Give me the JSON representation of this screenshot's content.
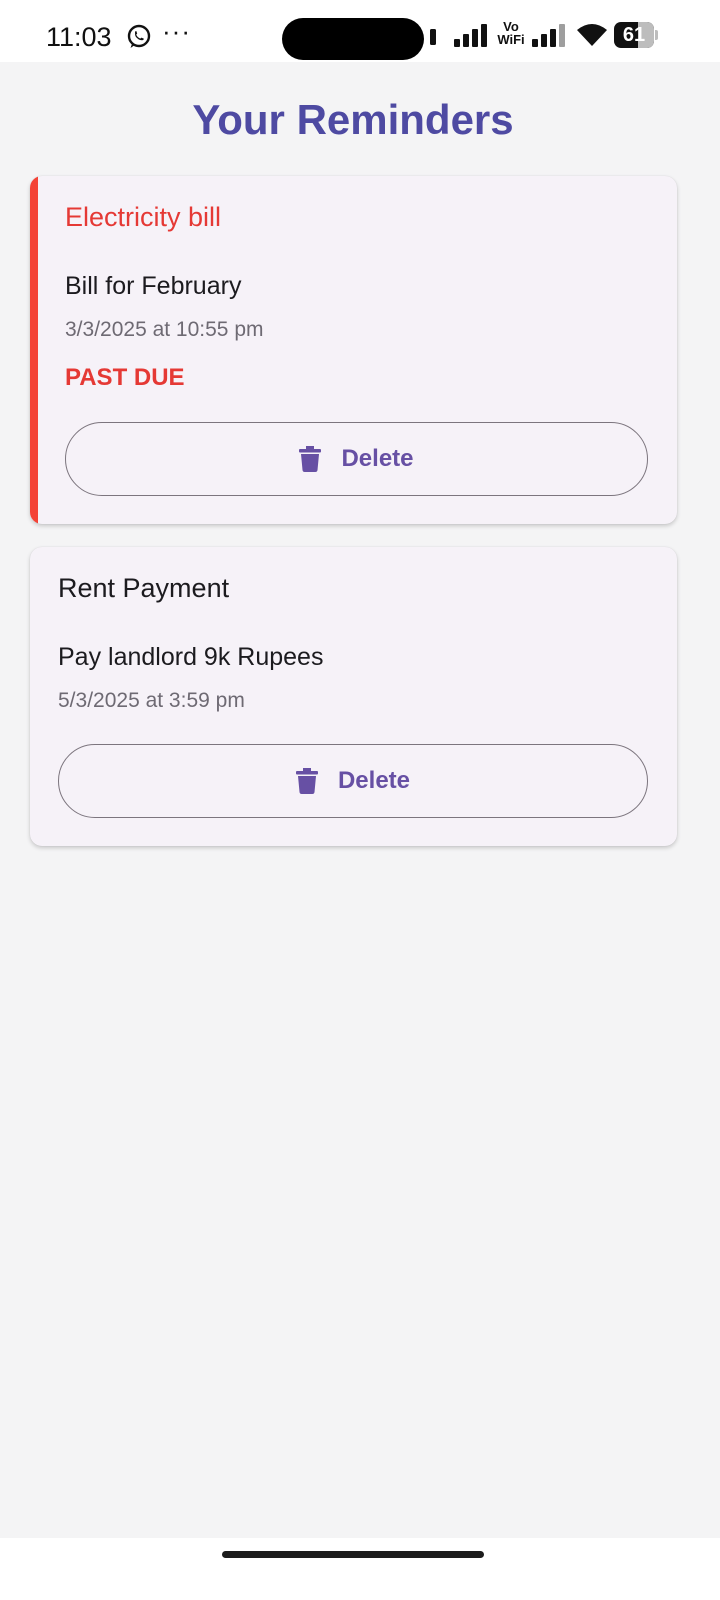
{
  "status_bar": {
    "time": "11:03",
    "vowifi_top": "Vo",
    "vowifi_bottom": "WiFi",
    "battery": "61",
    "battery_level_percent": 61,
    "more": "···"
  },
  "page": {
    "title": "Your Reminders"
  },
  "reminders": [
    {
      "title": "Electricity bill",
      "description": "Bill for February",
      "datetime": "3/3/2025 at 10:55 pm",
      "status": "PAST DUE",
      "delete_label": "Delete"
    },
    {
      "title": "Rent Payment",
      "description": "Pay landlord 9k Rupees",
      "datetime": "5/3/2025 at 3:59 pm",
      "delete_label": "Delete"
    }
  ],
  "colors": {
    "title": "#4e4aa2",
    "overdue_accent": "#f44336",
    "overdue_text": "#e53935",
    "button_text": "#6750a4",
    "card_background": "#f6f2f8",
    "page_background": "#f4f4f5"
  },
  "icons": {
    "status": [
      "whatsapp-icon",
      "vibrate-icon",
      "signal-icon",
      "wifi-icon",
      "battery-icon"
    ],
    "delete": "trash-icon"
  }
}
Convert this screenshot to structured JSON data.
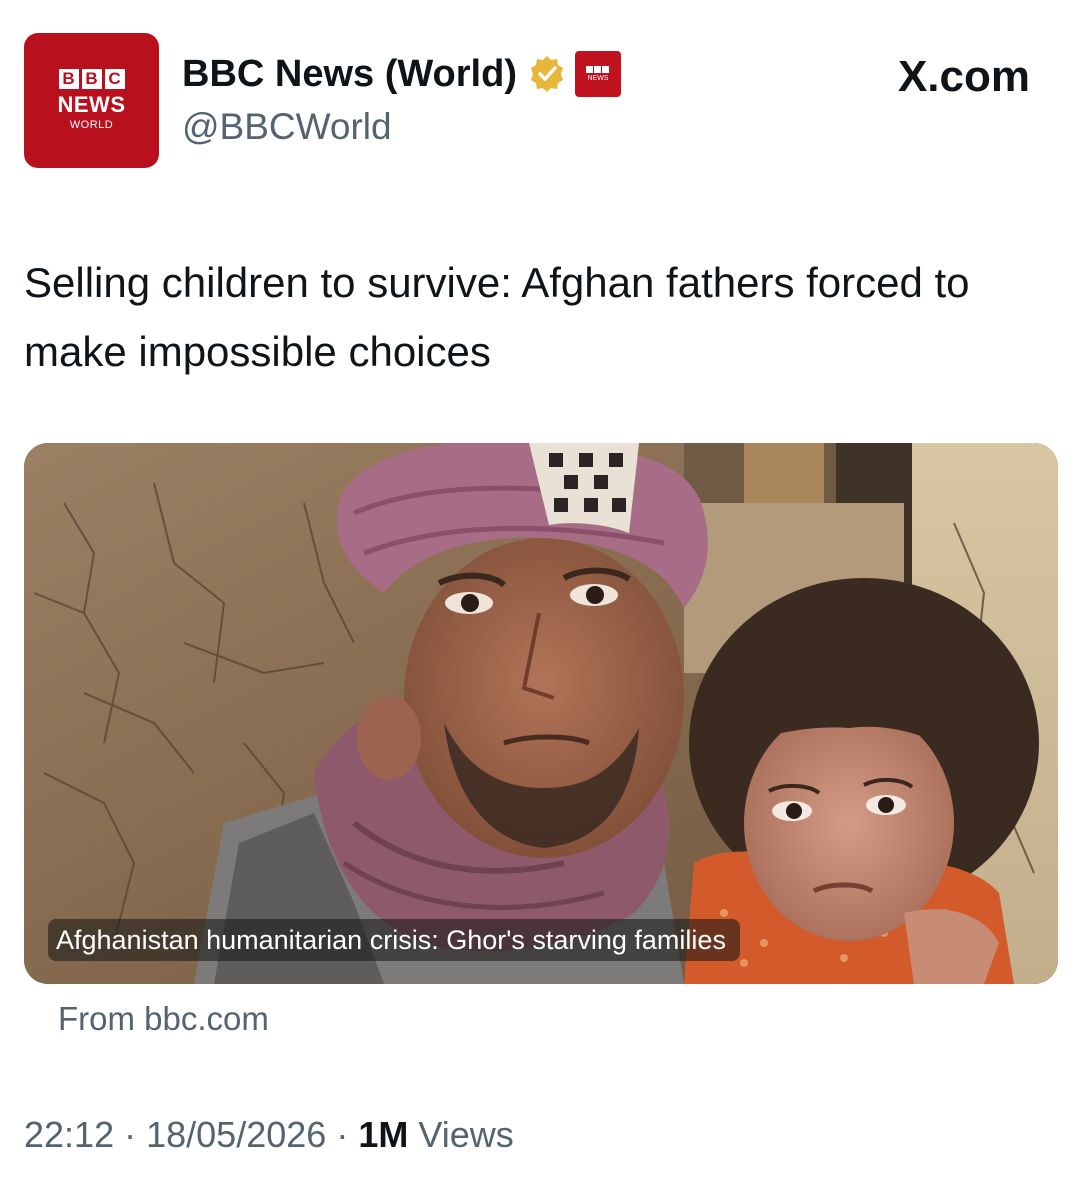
○ ○ ○ ○ ○
(Your instructions)
Of all the lines in the listing above, how many contain the word "this"? Answer with the number alone.

(Task result)
2